Do this →
Output every entry exactly as given.
━━ Recorded data
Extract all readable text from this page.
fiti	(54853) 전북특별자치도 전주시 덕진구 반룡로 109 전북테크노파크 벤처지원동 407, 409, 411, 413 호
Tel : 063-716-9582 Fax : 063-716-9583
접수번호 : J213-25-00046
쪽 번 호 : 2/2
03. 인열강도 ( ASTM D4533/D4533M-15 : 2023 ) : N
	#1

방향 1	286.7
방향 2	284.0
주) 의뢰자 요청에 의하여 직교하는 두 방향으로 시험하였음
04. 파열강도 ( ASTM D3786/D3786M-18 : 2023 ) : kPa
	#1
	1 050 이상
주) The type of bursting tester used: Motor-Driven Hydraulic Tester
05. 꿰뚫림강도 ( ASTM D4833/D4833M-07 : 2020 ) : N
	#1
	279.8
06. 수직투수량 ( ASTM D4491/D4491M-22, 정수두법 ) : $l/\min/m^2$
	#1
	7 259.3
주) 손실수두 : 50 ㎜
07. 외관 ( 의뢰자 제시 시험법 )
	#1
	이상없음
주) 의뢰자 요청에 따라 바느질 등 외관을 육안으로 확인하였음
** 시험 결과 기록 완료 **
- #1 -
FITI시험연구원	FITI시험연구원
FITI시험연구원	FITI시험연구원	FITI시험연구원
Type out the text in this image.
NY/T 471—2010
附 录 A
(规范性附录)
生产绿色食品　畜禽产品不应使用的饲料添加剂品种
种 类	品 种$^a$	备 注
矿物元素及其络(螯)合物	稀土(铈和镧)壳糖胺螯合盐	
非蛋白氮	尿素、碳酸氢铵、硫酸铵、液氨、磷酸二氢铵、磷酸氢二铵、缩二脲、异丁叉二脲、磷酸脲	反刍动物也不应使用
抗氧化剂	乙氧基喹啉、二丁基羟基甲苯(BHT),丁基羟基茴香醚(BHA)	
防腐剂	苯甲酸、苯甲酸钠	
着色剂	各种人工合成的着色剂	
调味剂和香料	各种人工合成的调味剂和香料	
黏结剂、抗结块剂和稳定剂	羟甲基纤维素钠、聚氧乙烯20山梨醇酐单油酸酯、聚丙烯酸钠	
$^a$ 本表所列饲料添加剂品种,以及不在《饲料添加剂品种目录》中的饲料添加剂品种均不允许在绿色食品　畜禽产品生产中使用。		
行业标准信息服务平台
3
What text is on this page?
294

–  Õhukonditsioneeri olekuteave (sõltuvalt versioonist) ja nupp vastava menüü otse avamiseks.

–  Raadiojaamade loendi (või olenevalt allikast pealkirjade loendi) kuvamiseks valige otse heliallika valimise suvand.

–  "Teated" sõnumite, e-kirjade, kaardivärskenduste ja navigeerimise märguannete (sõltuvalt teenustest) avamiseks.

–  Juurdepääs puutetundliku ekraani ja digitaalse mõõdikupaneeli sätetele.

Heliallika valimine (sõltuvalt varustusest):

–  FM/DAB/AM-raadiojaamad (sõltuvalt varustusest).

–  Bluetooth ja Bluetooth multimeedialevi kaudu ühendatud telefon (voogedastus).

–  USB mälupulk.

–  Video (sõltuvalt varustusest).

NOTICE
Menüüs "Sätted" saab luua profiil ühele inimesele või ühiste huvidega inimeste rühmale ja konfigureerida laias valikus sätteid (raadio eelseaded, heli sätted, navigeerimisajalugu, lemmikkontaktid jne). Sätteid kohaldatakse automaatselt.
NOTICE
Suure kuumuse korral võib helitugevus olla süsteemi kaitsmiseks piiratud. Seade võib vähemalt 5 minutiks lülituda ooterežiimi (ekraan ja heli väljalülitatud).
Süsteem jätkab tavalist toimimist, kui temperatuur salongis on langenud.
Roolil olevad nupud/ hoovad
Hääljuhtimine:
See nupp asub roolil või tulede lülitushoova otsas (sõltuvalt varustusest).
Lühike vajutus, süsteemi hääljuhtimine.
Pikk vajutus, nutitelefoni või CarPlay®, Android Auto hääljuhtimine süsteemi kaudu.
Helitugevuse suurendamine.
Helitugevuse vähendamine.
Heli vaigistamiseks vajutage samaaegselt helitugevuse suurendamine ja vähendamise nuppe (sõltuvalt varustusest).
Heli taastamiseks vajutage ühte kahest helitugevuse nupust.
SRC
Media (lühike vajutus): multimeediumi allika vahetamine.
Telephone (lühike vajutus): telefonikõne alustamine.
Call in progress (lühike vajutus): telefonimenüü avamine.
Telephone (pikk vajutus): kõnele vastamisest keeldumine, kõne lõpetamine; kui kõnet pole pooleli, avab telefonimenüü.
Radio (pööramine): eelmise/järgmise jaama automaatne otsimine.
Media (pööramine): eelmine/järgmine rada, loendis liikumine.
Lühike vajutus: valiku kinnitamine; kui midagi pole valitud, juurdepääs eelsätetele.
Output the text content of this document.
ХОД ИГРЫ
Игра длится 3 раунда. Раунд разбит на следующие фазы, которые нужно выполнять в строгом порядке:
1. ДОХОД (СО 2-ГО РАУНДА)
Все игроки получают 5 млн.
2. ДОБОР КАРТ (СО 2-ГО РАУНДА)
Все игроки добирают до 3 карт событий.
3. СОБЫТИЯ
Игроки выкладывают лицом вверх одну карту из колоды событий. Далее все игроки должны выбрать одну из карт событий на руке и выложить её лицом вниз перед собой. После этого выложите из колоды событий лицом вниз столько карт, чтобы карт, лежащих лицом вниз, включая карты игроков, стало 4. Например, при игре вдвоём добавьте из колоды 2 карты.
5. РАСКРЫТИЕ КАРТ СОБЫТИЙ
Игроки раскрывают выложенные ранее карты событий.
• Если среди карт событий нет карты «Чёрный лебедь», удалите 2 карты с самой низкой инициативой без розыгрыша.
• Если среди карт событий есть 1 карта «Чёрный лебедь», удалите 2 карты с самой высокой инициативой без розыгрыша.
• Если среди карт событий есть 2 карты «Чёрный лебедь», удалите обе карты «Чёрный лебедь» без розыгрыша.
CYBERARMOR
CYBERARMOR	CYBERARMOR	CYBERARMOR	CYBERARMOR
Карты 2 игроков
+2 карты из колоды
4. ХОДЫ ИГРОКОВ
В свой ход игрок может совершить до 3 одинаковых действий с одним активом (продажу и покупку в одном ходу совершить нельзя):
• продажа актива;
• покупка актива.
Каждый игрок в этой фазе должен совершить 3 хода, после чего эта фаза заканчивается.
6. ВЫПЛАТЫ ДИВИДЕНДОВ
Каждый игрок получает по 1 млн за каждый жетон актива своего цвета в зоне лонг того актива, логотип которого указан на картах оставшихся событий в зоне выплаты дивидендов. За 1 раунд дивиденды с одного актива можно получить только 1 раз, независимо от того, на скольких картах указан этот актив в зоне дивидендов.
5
━━━━
Answer →
Extract all readable text from this page.
fiti	(54853) 전북특별자치도 전주시 덕진구 반룡로 109 전북테크노파크 벤처지원동 407, 409, 411, 413 호
Tel : 063-716-9582 Fax : 063-716-9583
접수번호 : J213-25-00046
쪽 번 호 : 2/2
03. 인열강도 ( ASTM D4533/D4533M-15 : 2023 ) : N
	#1

방향 1	286.7
방향 2	284.0
주) 의뢰자 요청에 의하여 직교하는 두 방향으로 시험하였음
04. 파열강도 ( ASTM D3786/D3786M-18 : 2023 ) : kPa
	#1
	1 050 이상
주) The type of bursting tester used: Motor-Driven Hydraulic Tester
05. 꿰뚫림강도 ( ASTM D4833/D4833M-07 : 2020 ) : N
	#1
	279.8
06. 수직투수량 ( ASTM D4491/D4491M-22, 정수두법 ) : $l/\min/m^2$
	#1
	7 259.3
주) 손실수두 : 50 ㎜
07. 외관 ( 의뢰자 제시 시험법 )
	#1
	이상없음
주) 의뢰자 요청에 따라 바느질 등 외관을 육안으로 확인하였음
** 시험 결과 기록 완료 **
- #1 -
FITI시험연구원	FITI시험연구원
FITI시험연구원	FITI시험연구원	FITI시험연구원
Type out the text in this image.
NY/T 471—2010
附 录 A
(规范性附录)
生产绿色食品　畜禽产品不应使用的饲料添加剂品种
种 类	品 种$^a$	备 注
矿物元素及其络(螯)合物	稀土(铈和镧)壳糖胺螯合盐	
非蛋白氮	尿素、碳酸氢铵、硫酸铵、液氨、磷酸二氢铵、磷酸氢二铵、缩二脲、异丁叉二脲、磷酸脲	反刍动物也不应使用
抗氧化剂	乙氧基喹啉、二丁基羟基甲苯(BHT),丁基羟基茴香醚(BHA)	
防腐剂	苯甲酸、苯甲酸钠	
着色剂	各种人工合成的着色剂	
调味剂和香料	各种人工合成的调味剂和香料	
黏结剂、抗结块剂和稳定剂	羟甲基纤维素钠、聚氧乙烯20山梨醇酐单油酸酯、聚丙烯酸钠	
$^a$ 本表所列饲料添加剂品种,以及不在《饲料添加剂品种目录》中的饲料添加剂品种均不允许在绿色食品　畜禽产品生产中使用。		
行业标准信息服务平台
3
What text is on this page?
294

–  Õhukonditsioneeri olekuteave (sõltuvalt versioonist) ja nupp vastava menüü otse avamiseks.

–  Raadiojaamade loendi (või olenevalt allikast pealkirjade loendi) kuvamiseks valige otse heliallika valimise suvand.

–  "Teated" sõnumite, e-kirjade, kaardivärskenduste ja navigeerimise märguannete (sõltuvalt teenustest) avamiseks.

–  Juurdepääs puutetundliku ekraani ja digitaalse mõõdikupaneeli sätetele.

Heliallika valimine (sõltuvalt varustusest):

–  FM/DAB/AM-raadiojaamad (sõltuvalt varustusest).

–  Bluetooth ja Bluetooth multimeedialevi kaudu ühendatud telefon (voogedastus).

–  USB mälupulk.

–  Video (sõltuvalt varustusest).

NOTICE
Menüüs "Sätted" saab luua profiil ühele inimesele või ühiste huvidega inimeste rühmale ja konfigureerida laias valikus sätteid (raadio eelseaded, heli sätted, navigeerimisajalugu, lemmikkontaktid jne). Sätteid kohaldatakse automaatselt.
NOTICE
Suure kuumuse korral võib helitugevus olla süsteemi kaitsmiseks piiratud. Seade võib vähemalt 5 minutiks lülituda ooterežiimi (ekraan ja heli väljalülitatud).
Süsteem jätkab tavalist toimimist, kui temperatuur salongis on langenud.
Roolil olevad nupud/ hoovad
Hääljuhtimine:
See nupp asub roolil või tulede lülitushoova otsas (sõltuvalt varustusest).
Lühike vajutus, süsteemi hääljuhtimine.
Pikk vajutus, nutitelefoni või CarPlay®, Android Auto hääljuhtimine süsteemi kaudu.
Helitugevuse suurendamine.
Helitugevuse vähendamine.
Heli vaigistamiseks vajutage samaaegselt helitugevuse suurendamine ja vähendamise nuppe (sõltuvalt varustusest).
Heli taastamiseks vajutage ühte kahest helitugevuse nupust.
SRC
Media (lühike vajutus): multimeediumi allika vahetamine.
Telephone (lühike vajutus): telefonikõne alustamine.
Call in progress (lühike vajutus): telefonimenüü avamine.
Telephone (pikk vajutus): kõnele vastamisest keeldumine, kõne lõpetamine; kui kõnet pole pooleli, avab telefonimenüü.
Radio (pööramine): eelmise/järgmise jaama automaatne otsimine.
Media (pööramine): eelmine/järgmine rada, loendis liikumine.
Lühike vajutus: valiku kinnitamine; kui midagi pole valitud, juurdepääs eelsätetele.
Output the text content of this document.
ХОД ИГРЫ
Игра длится 3 раунда. Раунд разбит на следующие фазы, которые нужно выполнять в строгом порядке:
1. ДОХОД (СО 2-ГО РАУНДА)
Все игроки получают 5 млн.
2. ДОБОР КАРТ (СО 2-ГО РАУНДА)
Все игроки добирают до 3 карт событий.
3. СОБЫТИЯ
Игроки выкладывают лицом вверх одну карту из колоды событий. Далее все игроки должны выбрать одну из карт событий на руке и выложить её лицом вниз перед собой. После этого выложите из колоды событий лицом вниз столько карт, чтобы карт, лежащих лицом вниз, включая карты игроков, стало 4. Например, при игре вдвоём добавьте из колоды 2 карты.
5. РАСКРЫТИЕ КАРТ СОБЫТИЙ
Игроки раскрывают выложенные ранее карты событий.
• Если среди карт событий нет карты «Чёрный лебедь», удалите 2 карты с самой низкой инициативой без розыгрыша.
• Если среди карт событий есть 1 карта «Чёрный лебедь», удалите 2 карты с самой высокой инициативой без розыгрыша.
• Если среди карт событий есть 2 карты «Чёрный лебедь», удалите обе карты «Чёрный лебедь» без розыгрыша.
CYBERARMOR
CYBERARMOR	CYBERARMOR	CYBERARMOR	CYBERARMOR
Карты 2 игроков
+2 карты из колоды
4. ХОДЫ ИГРОКОВ
В свой ход игрок может совершить до 3 одинаковых действий с одним активом (продажу и покупку в одном ходу совершить нельзя):
• продажа актива;
• покупка актива.
Каждый игрок в этой фазе должен совершить 3 хода, после чего эта фаза заканчивается.
6. ВЫПЛАТЫ ДИВИДЕНДОВ
Каждый игрок получает по 1 млн за каждый жетон актива своего цвета в зоне лонг того актива, логотип которого указан на картах оставшихся событий в зоне выплаты дивидендов. За 1 раунд дивиденды с одного актива можно получить только 1 раз, независимо от того, на скольких картах указан этот актив в зоне дивидендов.
5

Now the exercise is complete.